◆ GIVEN PASSAGE ◆
◇ ◇ ◇ ◇
Not possible, that’s right. It would have been impossible (and people that know me know that I don’t use this word lightly) for McKinsey & Co. to do even a remotely accurate analysis of data center usage for the industry to create any kind of meaningful “average”. Why? Not only because gathering this data and analyzing it would have required many of the top minds in data center scaling (and they are not working at McKinsey), not only because Google, Facebook, Amazon, Apple, would have not given McKinsey this information, not only because the information, even if it was given to McKinsey, would have been in wildly different scales and contexts, which is an important point.

Even if you get past all of these seemingly insurmountable problems through an act of sheer magic, you end up with another problem altogether: server power is not just about “performing computations”. If you want to simplify a bit, there’s at least four main axis you could consider for scaling: computation proper (e.g. adding 2+2), storage (e.g. saving “4” to disk, or reading it from disk), networking (e.g. sending the “4” from one computer to the next) and memory usage (e.g. storing the “4” in RAM). This is an over-simplification because today you could, for example, split up “storage” into “flash-based” and “magnetic” storage since they are so different in their characteristics and power consumption, just like we separate RAM from persistent storage, but we’ll leave it at four. Anyway, these four parameters lead to different load profiles for different systems.

The load profile of a system can tell you its primary function in abstract terms. Machines in data centers are not used homogeneously. Clusters of them may be primarily used for computation, other clusters for storage, others have a mixed load. For example, a SQL database cluster will generally use all four heavily, while a cluster that serves as a memory cache would only use RAM and network heavily. As an aside, network is important in terms of power consumption not in and of itself, since running a network card is a rounding error in terms of power consumption, but because to run a big network infrastructure requires switches in heavily redundant configurations that actually do count, not to mention the fact that a bigger network equals more complexity that has to be managed, but we’ll get to that in more detail later.
◇ ◇ ◇ ◇
◆ LISTING ◆
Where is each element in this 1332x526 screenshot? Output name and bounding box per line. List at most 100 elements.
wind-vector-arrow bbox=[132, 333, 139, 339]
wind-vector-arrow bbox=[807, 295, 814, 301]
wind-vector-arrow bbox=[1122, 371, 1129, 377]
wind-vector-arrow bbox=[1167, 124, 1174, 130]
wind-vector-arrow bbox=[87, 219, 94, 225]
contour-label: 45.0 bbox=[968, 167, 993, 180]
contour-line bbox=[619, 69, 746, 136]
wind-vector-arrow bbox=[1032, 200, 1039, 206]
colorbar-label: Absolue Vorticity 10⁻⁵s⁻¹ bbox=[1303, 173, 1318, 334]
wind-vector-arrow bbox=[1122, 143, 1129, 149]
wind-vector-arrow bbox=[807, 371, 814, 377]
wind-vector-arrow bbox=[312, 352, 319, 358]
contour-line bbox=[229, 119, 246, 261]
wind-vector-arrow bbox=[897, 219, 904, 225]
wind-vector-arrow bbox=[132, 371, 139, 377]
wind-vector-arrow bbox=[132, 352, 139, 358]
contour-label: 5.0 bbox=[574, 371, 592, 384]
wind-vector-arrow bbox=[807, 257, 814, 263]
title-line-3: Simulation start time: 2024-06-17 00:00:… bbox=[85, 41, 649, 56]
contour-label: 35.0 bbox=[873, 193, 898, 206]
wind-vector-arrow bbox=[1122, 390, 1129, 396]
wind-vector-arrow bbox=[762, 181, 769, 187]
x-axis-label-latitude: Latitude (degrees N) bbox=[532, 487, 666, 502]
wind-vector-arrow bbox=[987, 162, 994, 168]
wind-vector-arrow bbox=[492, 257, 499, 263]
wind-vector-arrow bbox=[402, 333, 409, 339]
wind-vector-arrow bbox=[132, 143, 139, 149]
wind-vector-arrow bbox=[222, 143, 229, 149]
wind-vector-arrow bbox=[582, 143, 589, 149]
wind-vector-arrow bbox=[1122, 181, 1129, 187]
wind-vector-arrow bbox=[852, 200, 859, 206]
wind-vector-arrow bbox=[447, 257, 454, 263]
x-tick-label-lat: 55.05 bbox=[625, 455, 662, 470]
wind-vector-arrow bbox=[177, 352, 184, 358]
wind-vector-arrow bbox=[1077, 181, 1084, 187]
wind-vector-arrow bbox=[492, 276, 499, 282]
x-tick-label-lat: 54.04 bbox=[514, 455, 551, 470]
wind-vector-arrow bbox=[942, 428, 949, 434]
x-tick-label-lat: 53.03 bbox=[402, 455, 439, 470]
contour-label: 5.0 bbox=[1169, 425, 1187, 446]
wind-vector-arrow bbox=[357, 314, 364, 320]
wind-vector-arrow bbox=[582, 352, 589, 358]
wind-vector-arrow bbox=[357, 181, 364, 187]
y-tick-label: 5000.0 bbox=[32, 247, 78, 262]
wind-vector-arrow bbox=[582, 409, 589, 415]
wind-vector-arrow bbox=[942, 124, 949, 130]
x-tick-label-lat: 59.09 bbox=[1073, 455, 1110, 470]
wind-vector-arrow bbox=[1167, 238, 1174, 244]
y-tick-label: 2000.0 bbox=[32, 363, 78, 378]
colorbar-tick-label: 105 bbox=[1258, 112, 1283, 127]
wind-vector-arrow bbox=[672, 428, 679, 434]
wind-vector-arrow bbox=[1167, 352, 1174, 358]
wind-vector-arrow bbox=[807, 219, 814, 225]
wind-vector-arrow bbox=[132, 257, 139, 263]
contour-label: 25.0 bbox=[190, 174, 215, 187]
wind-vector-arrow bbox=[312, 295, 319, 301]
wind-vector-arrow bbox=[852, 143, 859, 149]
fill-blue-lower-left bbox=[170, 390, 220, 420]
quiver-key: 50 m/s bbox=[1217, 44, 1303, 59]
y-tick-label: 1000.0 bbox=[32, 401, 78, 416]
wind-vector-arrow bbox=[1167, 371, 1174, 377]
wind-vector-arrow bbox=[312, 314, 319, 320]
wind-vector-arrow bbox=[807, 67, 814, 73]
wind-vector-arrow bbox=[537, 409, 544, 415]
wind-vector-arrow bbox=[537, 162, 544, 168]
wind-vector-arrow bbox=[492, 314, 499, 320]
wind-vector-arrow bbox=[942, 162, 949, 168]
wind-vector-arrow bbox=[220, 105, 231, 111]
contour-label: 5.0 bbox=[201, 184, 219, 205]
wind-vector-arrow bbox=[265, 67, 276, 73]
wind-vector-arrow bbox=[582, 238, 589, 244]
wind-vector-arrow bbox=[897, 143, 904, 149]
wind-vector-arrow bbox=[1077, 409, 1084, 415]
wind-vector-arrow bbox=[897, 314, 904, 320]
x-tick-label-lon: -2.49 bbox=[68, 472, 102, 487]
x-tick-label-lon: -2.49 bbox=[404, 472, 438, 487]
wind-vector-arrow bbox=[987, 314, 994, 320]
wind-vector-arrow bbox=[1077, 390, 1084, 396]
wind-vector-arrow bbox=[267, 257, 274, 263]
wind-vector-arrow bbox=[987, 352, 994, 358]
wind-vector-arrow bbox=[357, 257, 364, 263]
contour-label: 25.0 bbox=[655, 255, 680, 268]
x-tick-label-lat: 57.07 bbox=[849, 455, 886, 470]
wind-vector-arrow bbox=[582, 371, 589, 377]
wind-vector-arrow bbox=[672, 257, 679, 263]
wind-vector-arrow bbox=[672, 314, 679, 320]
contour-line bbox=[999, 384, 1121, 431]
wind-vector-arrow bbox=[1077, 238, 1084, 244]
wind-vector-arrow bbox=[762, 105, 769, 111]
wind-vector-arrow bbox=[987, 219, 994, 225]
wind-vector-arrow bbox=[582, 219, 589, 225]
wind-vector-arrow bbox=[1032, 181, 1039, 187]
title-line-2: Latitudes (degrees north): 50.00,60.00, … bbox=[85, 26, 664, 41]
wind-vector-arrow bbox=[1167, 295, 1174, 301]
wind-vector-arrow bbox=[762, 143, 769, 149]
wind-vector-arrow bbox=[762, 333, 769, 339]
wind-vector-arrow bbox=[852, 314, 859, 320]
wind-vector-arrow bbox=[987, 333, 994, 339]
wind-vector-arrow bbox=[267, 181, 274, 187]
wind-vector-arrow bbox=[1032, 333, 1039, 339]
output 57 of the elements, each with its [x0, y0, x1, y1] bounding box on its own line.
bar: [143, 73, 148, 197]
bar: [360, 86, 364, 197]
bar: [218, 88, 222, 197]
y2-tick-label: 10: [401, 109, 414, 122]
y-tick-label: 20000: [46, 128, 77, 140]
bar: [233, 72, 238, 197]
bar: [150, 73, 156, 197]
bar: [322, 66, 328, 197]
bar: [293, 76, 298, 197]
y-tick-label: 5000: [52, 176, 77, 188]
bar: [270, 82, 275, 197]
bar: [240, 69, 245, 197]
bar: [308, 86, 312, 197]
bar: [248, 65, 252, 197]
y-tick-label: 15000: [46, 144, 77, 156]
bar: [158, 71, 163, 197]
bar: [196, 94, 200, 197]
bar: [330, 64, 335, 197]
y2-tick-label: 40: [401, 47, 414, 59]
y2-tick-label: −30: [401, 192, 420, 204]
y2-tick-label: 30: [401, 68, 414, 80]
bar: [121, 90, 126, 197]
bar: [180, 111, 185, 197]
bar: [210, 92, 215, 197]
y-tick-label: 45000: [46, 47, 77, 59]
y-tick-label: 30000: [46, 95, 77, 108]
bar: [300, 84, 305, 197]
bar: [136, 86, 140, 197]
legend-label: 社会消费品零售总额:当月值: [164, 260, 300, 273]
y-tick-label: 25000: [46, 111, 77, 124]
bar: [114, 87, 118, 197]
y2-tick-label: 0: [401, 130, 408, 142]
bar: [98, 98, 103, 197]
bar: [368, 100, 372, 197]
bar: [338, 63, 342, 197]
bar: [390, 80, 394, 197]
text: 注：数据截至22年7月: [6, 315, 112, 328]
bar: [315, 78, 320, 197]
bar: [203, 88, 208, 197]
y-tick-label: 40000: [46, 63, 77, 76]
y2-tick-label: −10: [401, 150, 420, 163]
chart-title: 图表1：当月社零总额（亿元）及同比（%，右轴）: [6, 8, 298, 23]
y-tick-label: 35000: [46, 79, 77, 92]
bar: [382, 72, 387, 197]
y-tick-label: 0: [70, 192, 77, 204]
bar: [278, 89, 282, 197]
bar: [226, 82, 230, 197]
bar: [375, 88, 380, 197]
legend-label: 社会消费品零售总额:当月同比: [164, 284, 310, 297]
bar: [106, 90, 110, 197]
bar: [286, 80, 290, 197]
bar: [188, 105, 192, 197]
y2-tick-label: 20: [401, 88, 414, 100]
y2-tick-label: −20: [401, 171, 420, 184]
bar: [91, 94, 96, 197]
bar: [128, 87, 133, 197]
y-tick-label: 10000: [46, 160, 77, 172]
◇ ◇ ◇ ◇
◆ WRITTEN EXERCISE 1 ◆
In the data center passage, translate this sentence into Spanish: "Machines in data centers are not used homogeneously."
◆ WRITTEN EXERCISE 2 ◆
According to the data center passage, what are the four main axes that could be considered for scaling?
◆ WRITTEN EXERCISE 3 ◆
Write the next part of the data center passage, picking up after its last sentence.

◆ RESPONSE 1 ◆
Las máquinas de los centros de datos no se usan de manera homogénea.

◆ RESPONSE 2 ◆
Computation, storage, networking and memory usage.

◆ RESPONSE 3 ◆
I don’t doubt that McKinsey got a lot of numbers from a lot of companies and then mashed them together to create an average. I’m just saying that a) it’s impossible to have the numbers measure the exact same thing across so many different companies that are not coordinating with each other, and b) that the average is therefore of limited value since the load profile of all of these services is so wildly different that if you don’t have accurate data for, say, Google, your result is meaningless.

1. Right from the start, one of the primary legs on which the article stands on is either incorrect, or meaningless, or both.

Moving on.

A server is a sort of bulked-up desktop computer, minus a screen and keyboard, that contains chips to process data.

No, that’s not what a server is. It is not a “bulked-up desktop”. In fact, the vast majority of servers these days are probably as powerful as a typical laptop, minus battery, display, graphics card and such. And in many cases the physical “server” doesn’t even exist since everyone doing web at scale makes extensive use of virtualization, either by virtualizing at the OS level and running multiple virtual machines (in which case, yes, perhaps that one machine is bigger than a desktop, but it runs several actual server processes in it) or distributing the processing and storage at a more fine-grained level (MapReduce would be an example of this). There’s no longer a 1-1 correlation between “server” and “machine,” and, increasingly, “servers” are being replaced by services.

The reason this seemingly minor thing matters is that it creates an image that a datacenter is readily comprehensible. Just a lot of “bulked up desktops.” I understand the allure of this analogy, but it’s not true, and it creates the perception that scaling up or down is just a matter of adding or removing these boxes. Sounds easy, right? Just use them more efficiently!

2. Servers are not “bulked up desktops” and this is critical because infrastructure isn’t just a lot of bricks that you pile on top of each other. There’s no neat dividing line. You can’t just say “use less servers” to increase efficiency, which is what the incorrect analogy leads to.

Next!

“This is an industry dirty secret, and no one wants to be the first to say mea culpa,” said a senior industry executive who asked not to be identified to protect his company’s reputation. “If we were a manufacturing industry, we’d be out of business straightaway.”

Say what? That infrastructure is inefficient is a dirty secret? First off, inefficiency is not a secret, and it’s not “dirty.” Maybe Google or Facebook don’t publish papers talking about their utilization, but the distance between not shouting this from the rooftops and this being a “dirty secret” is indeed long.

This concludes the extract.